─── Records shown

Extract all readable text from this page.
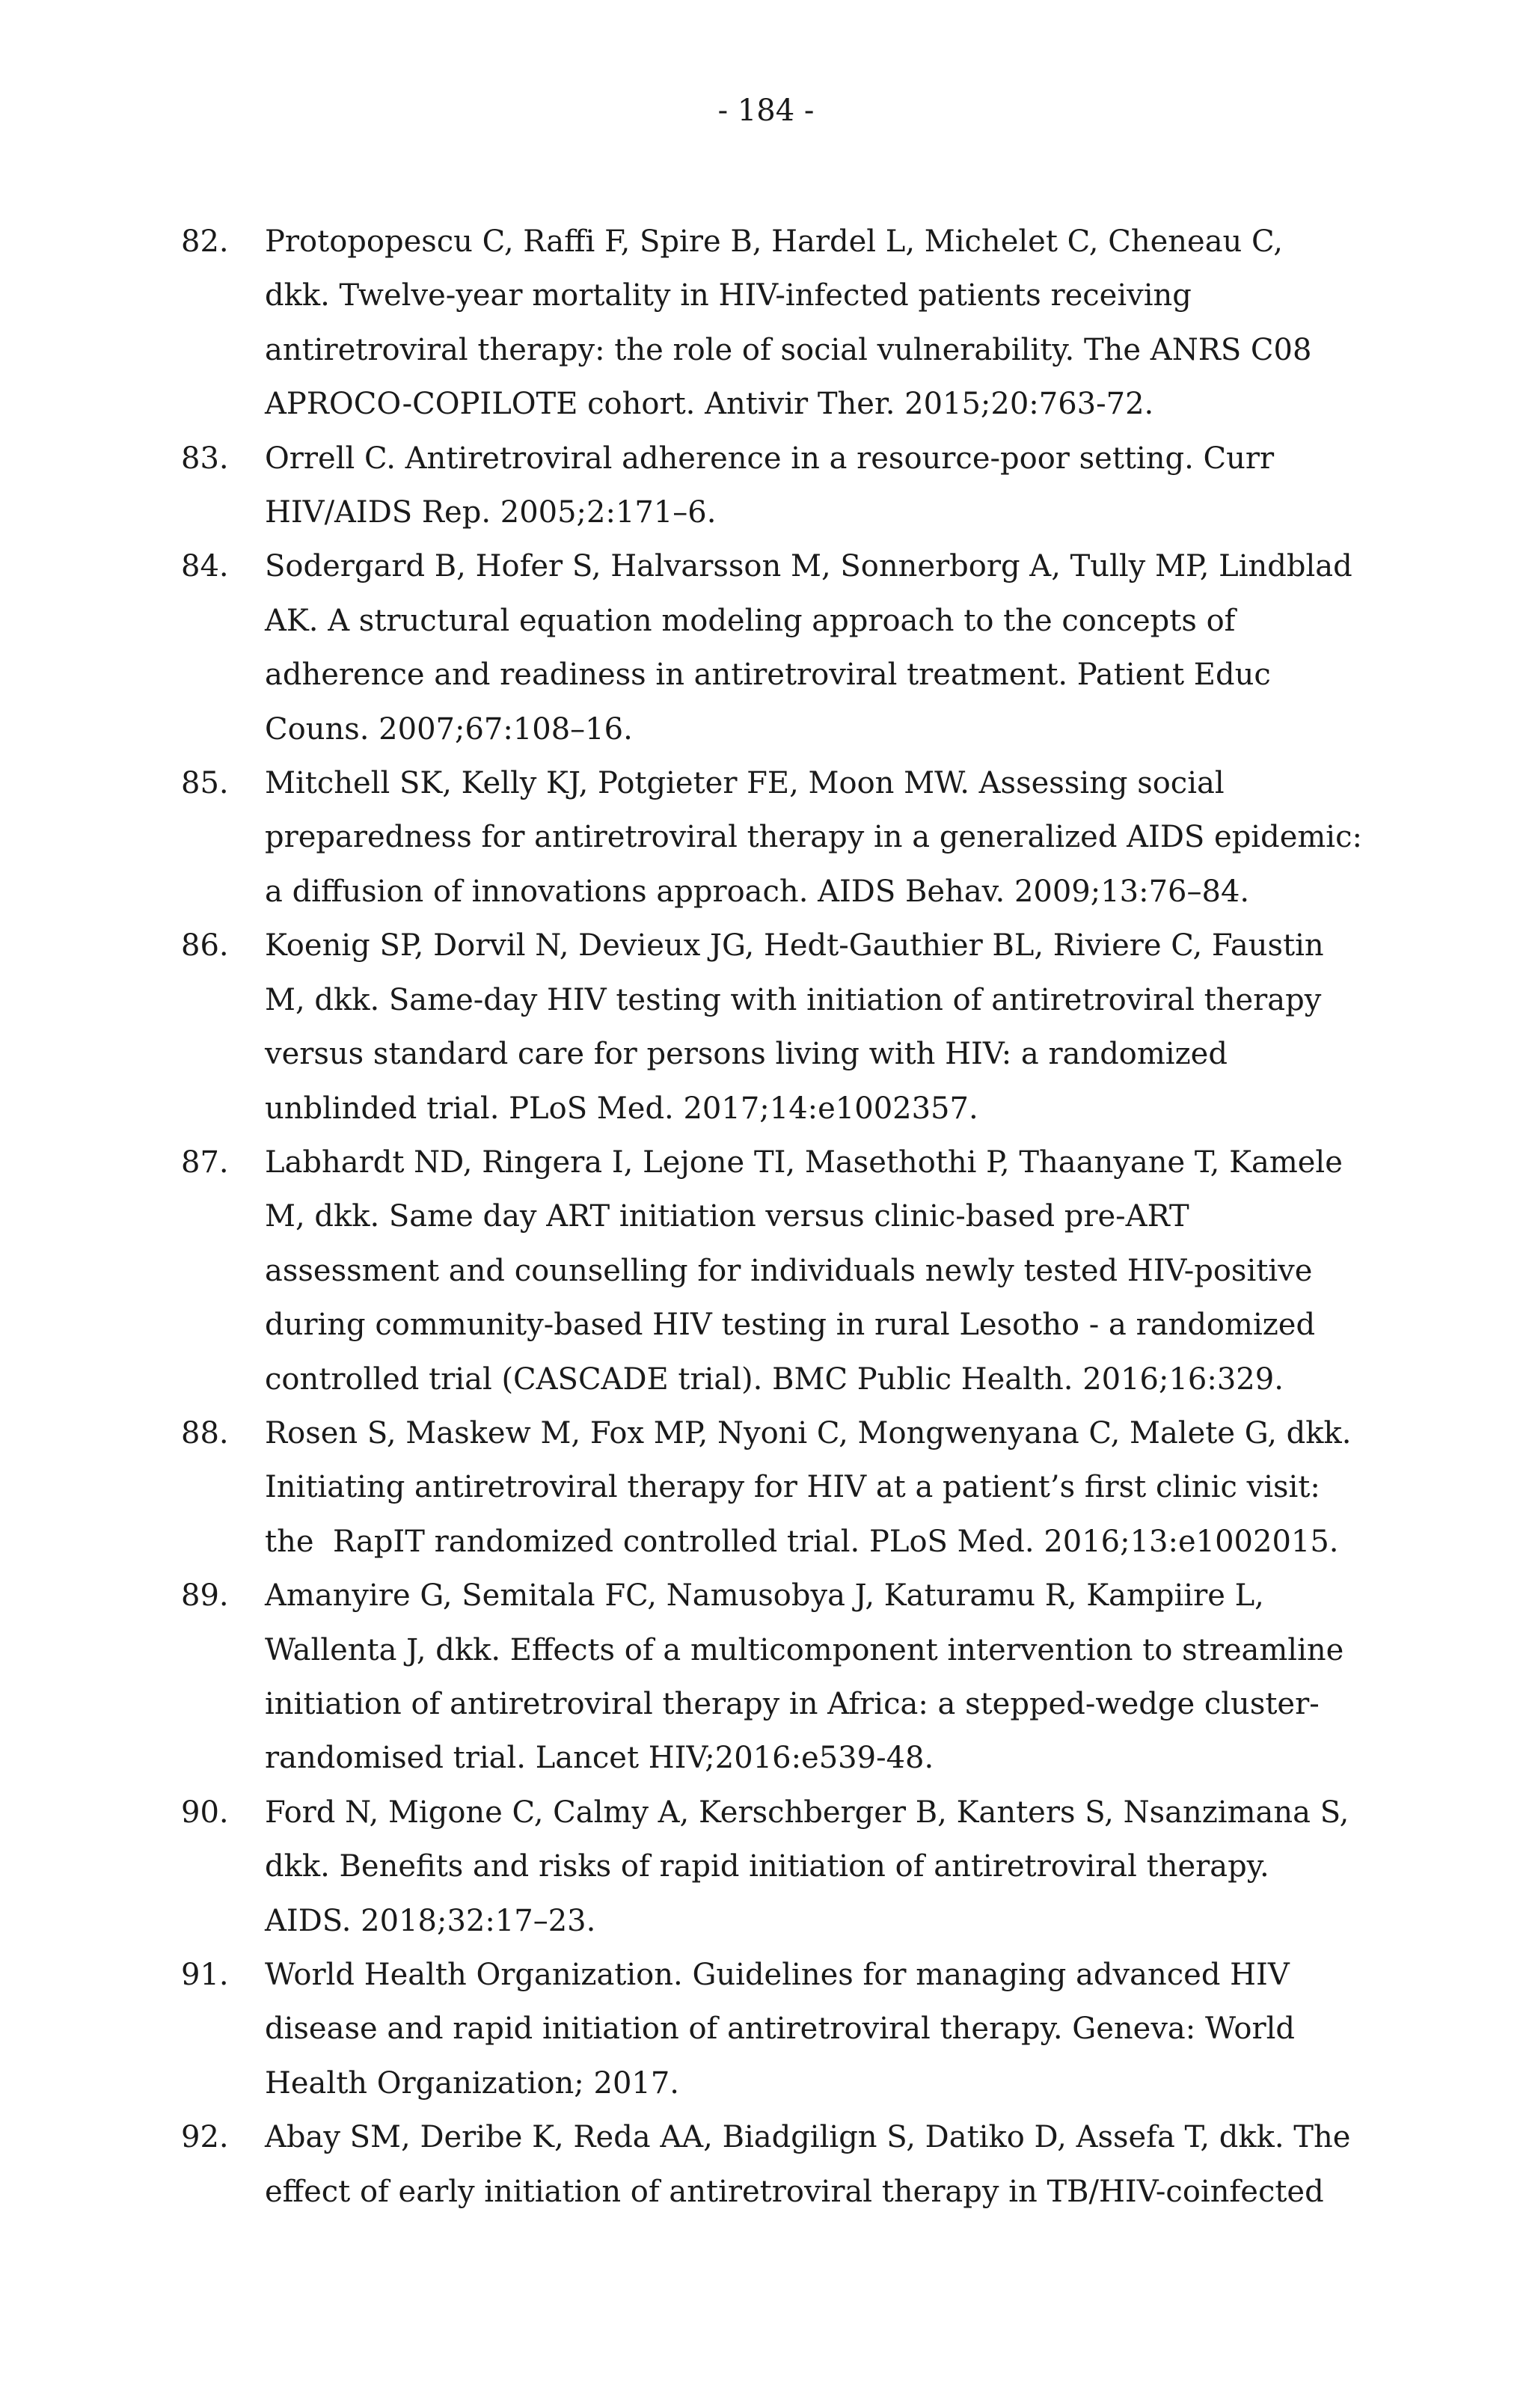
- 184 -
82.	Protopopescu C, Raffi F, Spire B, Hardel L, Michelet C, Cheneau C,
dkk. Twelve-year mortality in HIV-infected patients receiving
antiretroviral therapy: the role of social vulnerability. The ANRS C08
APROCO-COPILOTE cohort. Antivir Ther. 2015;20:763-72.
83.	Orrell C. Antiretroviral adherence in a resource-poor setting. Curr
HIV/AIDS Rep. 2005;2:171–6.
84.	Sodergard B, Hofer S, Halvarsson M, Sonnerborg A, Tully MP, Lindblad
AK. A structural equation modeling approach to the concepts of
adherence and readiness in antiretroviral treatment. Patient Educ
Couns. 2007;67:108–16.
85.	Mitchell SK, Kelly KJ, Potgieter FE, Moon MW. Assessing social
preparedness for antiretroviral therapy in a generalized AIDS epidemic:
a diffusion of innovations approach. AIDS Behav. 2009;13:76–84.
86.	Koenig SP, Dorvil N, Devieux JG, Hedt-Gauthier BL, Riviere C, Faustin
M, dkk. Same-day HIV testing with initiation of antiretroviral therapy
versus standard care for persons living with HIV: a randomized
unblinded trial. PLoS Med. 2017;14:e1002357.
87.	Labhardt ND, Ringera I, Lejone TI, Masethothi P, Thaanyane T, Kamele
M, dkk. Same day ART initiation versus clinic-based pre-ART
assessment and counselling for individuals newly tested HIV-positive
during community-based HIV testing in rural Lesotho - a randomized
controlled trial (CASCADE trial). BMC Public Health. 2016;16:329.
88.	Rosen S, Maskew M, Fox MP, Nyoni C, Mongwenyana C, Malete G, dkk.
Initiating antiretroviral therapy for HIV at a patient’s first clinic visit:
the  RapIT randomized controlled trial. PLoS Med. 2016;13:e1002015.
89.	Amanyire G, Semitala FC, Namusobya J, Katuramu R, Kampiire L,
Wallenta J, dkk. Effects of a multicomponent intervention to streamline
initiation of antiretroviral therapy in Africa: a stepped-wedge cluster-
randomised trial. Lancet HIV;2016:e539-48.
90.	Ford N, Migone C, Calmy A, Kerschberger B, Kanters S, Nsanzimana S,
dkk. Benefits and risks of rapid initiation of antiretroviral therapy.
AIDS. 2018;32:17–23.
91.	World Health Organization. Guidelines for managing advanced HIV
disease and rapid initiation of antiretroviral therapy. Geneva: World
Health Organization; 2017.
92.	Abay SM, Deribe K, Reda AA, Biadgilign S, Datiko D, Assefa T, dkk. The
effect of early initiation of antiretroviral therapy in TB/HIV-coinfected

──────

Pictures are not part of the copy. Return every record exactly.

▶ [Answer box]:
Extract all readable text from this page.
- 184 -
82.	Protopopescu C, Raffi F, Spire B, Hardel L, Michelet C, Cheneau C,
dkk. Twelve-year mortality in HIV-infected patients receiving
antiretroviral therapy: the role of social vulnerability. The ANRS C08
APROCO-COPILOTE cohort. Antivir Ther. 2015;20:763-72.
83.	Orrell C. Antiretroviral adherence in a resource-poor setting. Curr
HIV/AIDS Rep. 2005;2:171–6.
84.	Sodergard B, Hofer S, Halvarsson M, Sonnerborg A, Tully MP, Lindblad
AK. A structural equation modeling approach to the concepts of
adherence and readiness in antiretroviral treatment. Patient Educ
Couns. 2007;67:108–16.
85.	Mitchell SK, Kelly KJ, Potgieter FE, Moon MW. Assessing social
preparedness for antiretroviral therapy in a generalized AIDS epidemic:
a diffusion of innovations approach. AIDS Behav. 2009;13:76–84.
86.	Koenig SP, Dorvil N, Devieux JG, Hedt-Gauthier BL, Riviere C, Faustin
M, dkk. Same-day HIV testing with initiation of antiretroviral therapy
versus standard care for persons living with HIV: a randomized
unblinded trial. PLoS Med. 2017;14:e1002357.
87.	Labhardt ND, Ringera I, Lejone TI, Masethothi P, Thaanyane T, Kamele
M, dkk. Same day ART initiation versus clinic-based pre-ART
assessment and counselling for individuals newly tested HIV-positive
during community-based HIV testing in rural Lesotho - a randomized
controlled trial (CASCADE trial). BMC Public Health. 2016;16:329.
88.	Rosen S, Maskew M, Fox MP, Nyoni C, Mongwenyana C, Malete G, dkk.
Initiating antiretroviral therapy for HIV at a patient’s first clinic visit:
the  RapIT randomized controlled trial. PLoS Med. 2016;13:e1002015.
89.	Amanyire G, Semitala FC, Namusobya J, Katuramu R, Kampiire L,
Wallenta J, dkk. Effects of a multicomponent intervention to streamline
initiation of antiretroviral therapy in Africa: a stepped-wedge cluster-
randomised trial. Lancet HIV;2016:e539-48.
90.	Ford N, Migone C, Calmy A, Kerschberger B, Kanters S, Nsanzimana S,
dkk. Benefits and risks of rapid initiation of antiretroviral therapy.
AIDS. 2018;32:17–23.
91.	World Health Organization. Guidelines for managing advanced HIV
disease and rapid initiation of antiretroviral therapy. Geneva: World
Health Organization; 2017.
92.	Abay SM, Deribe K, Reda AA, Biadgilign S, Datiko D, Assefa T, dkk. The
effect of early initiation of antiretroviral therapy in TB/HIV-coinfected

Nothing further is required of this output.